ACTIVITIES:
• a. In the blog post about Chinese banks, since what year have Chinese officials been worried about a banking collapse?
• b. Reproduce the blog post about Chinese banks from "One big difference" up to and including "of consumer credit.".

DOCUMENT SEGMENT:

··········

Filed under: china, finance — twofish @ 6:54 am

AJ: Brad- I wonder if the trigger to adjust will come from an internal crisis in China’s financial system. As Michael Pettis noted yesterday China’s mortgage market actually looks a lot like the US market in 2006 and their financial institutions are even more precarious,

We’ll see over the next several months, but I’ve had a long standing disagreement with Michael Pettis over the health of the Chinese banking system, and I am much more optimistic that it will withstand a slowdown than he is. In particular, I do not think that Chinese banks generally are more precarious than US banks.

The basic problem with US banks is that they were able to use securitization to circumvent restrictions on lending and reserve requirements. Chinese banks just weren’t allowed to do this. Yes people in Chinese banks may have tried to circumvent the restrictions on lending, but it makes a big difference if you have to make some effort to circumvent the regulators, than if the regulators are simply not standing in your way.

One big difference is that Chinese officials have been worried about a banking collapse since 1998 and have been working very hard not to make it happen. By contrast, if you go to 2004-2005, none of the regulators seemed very concerned about the possibility of banking problems, and so the US allowed things that Chinese officials simply did not. For example, there is nothing in China that I can see that corresponds to widespread lending of subprime mortgages or the securitization infrastructure that supported this mess.

One other difference between China and the United States is that urban wages in China are growing rapidly whereas wages in the US have been stagnant since the late-1990’s. This means that there is much less pressure to extend massive amounts of consumer credit.

Again, I might be wrong about this and it could be the Chinese banking system is going to collapse in three months. However, if it turns out that the Chinese banking system doesn’t collapse or experience major difficulties in the next year, I think the psychological impact in global politics and economics is going to be profound.

The assumption that people have is that the US is better than China and so if something is bad in the US, then it is worse in China. If we have a situation in which this turns out obviously not to be the case, it’s going to shake some basic assumptions people have on the way the world works, and as people try to make sense of the new order of things, unexpected things will happen.

Notes on the US Foreign policy toward China

Filed under: china — twofish @ 6:35 am

http://blogs.cfr.org/setser/2008/07/24/too-big-to-fail-or-too-large-to-save-thinking-about-the-us-one-year-into-the-subprime-crisis/

Huizer: lean on China (if necessary with volume- or category- related import quota’s) on issues like environment, working conditions, higher and better collected taxes (yes, in this case!) and much better provision of collective goods.

··········

Document understanding data:
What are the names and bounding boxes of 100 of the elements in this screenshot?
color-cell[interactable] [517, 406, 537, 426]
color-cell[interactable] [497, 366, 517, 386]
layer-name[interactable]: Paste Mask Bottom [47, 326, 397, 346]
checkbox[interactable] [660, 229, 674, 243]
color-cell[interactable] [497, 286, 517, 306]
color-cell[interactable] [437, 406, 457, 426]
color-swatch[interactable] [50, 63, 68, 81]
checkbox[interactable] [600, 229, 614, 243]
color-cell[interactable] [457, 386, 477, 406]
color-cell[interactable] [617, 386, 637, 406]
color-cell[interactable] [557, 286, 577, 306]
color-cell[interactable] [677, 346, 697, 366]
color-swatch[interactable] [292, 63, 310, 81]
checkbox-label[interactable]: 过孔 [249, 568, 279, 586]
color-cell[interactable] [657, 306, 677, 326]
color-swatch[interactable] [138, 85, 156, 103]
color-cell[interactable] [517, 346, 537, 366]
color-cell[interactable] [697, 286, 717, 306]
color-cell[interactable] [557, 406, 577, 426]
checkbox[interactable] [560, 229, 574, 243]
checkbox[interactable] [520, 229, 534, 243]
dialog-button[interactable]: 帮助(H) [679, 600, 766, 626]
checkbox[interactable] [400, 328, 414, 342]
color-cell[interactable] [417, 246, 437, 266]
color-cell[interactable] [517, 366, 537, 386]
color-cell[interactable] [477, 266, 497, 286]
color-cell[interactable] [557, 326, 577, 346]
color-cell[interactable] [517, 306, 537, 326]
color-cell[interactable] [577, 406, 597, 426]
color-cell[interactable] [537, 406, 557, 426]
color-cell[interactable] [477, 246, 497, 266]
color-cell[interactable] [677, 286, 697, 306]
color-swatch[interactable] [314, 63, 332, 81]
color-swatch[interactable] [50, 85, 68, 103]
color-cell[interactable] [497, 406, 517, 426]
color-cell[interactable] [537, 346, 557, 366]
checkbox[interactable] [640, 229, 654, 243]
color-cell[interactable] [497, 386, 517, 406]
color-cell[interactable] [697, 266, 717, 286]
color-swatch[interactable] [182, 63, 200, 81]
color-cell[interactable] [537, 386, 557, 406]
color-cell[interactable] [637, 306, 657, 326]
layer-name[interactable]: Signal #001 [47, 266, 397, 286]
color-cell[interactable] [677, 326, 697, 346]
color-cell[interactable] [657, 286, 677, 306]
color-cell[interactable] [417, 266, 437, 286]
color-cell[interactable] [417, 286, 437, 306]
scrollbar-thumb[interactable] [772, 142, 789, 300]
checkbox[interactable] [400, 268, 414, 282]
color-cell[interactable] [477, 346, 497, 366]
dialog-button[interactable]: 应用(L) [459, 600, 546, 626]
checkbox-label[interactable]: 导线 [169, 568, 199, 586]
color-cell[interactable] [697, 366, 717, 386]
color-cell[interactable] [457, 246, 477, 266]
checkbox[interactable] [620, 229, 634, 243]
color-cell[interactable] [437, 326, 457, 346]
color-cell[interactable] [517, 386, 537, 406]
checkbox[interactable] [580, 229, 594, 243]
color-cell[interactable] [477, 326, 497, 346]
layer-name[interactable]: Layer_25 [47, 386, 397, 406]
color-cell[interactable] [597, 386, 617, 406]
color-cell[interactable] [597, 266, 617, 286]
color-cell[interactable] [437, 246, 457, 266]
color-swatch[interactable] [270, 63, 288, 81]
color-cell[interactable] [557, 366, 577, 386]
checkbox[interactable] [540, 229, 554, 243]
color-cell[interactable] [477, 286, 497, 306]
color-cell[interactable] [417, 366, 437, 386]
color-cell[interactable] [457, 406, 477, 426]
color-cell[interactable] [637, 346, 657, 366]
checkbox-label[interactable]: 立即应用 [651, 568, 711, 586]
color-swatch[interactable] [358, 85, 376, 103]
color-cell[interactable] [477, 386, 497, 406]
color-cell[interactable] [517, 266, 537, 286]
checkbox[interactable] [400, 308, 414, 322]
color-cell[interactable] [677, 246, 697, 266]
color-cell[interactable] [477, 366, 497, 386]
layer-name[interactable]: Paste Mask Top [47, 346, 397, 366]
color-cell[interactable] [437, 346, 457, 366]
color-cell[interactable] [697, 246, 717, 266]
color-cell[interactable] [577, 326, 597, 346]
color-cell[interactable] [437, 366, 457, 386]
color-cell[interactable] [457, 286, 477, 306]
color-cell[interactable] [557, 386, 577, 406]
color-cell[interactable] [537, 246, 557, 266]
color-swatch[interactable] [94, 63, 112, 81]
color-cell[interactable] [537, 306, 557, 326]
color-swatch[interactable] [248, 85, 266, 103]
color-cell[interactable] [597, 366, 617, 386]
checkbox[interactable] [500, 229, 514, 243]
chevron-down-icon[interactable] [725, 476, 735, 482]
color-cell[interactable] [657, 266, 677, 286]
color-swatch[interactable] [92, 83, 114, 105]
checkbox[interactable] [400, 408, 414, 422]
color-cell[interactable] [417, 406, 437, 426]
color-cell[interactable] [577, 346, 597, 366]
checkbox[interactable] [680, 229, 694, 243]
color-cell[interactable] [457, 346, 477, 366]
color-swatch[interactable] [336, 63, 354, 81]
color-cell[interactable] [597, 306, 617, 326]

··········

SOLUTIONS TO THE TASKS:
• a. Since 1998.

• b.
One big difference is that Chinese officials have been worried about a banking collapse since 1998 and have been working very hard not to make it happen. By contrast, if you go to 2004-2005, none of the regulators seemed very concerned about the possibility of banking problems, and so the US allowed things that Chinese officials simply did not. For example, there is nothing in China that I can see that corresponds to widespread lending of subprime mortgages or the securitization infrastructure that supported this mess.

One other difference between China and the United States is that urban wages in China are growing rapidly whereas wages in the US have been stagnant since the late-1990’s. This means that there is much less pressure to extend massive amounts of consumer credit.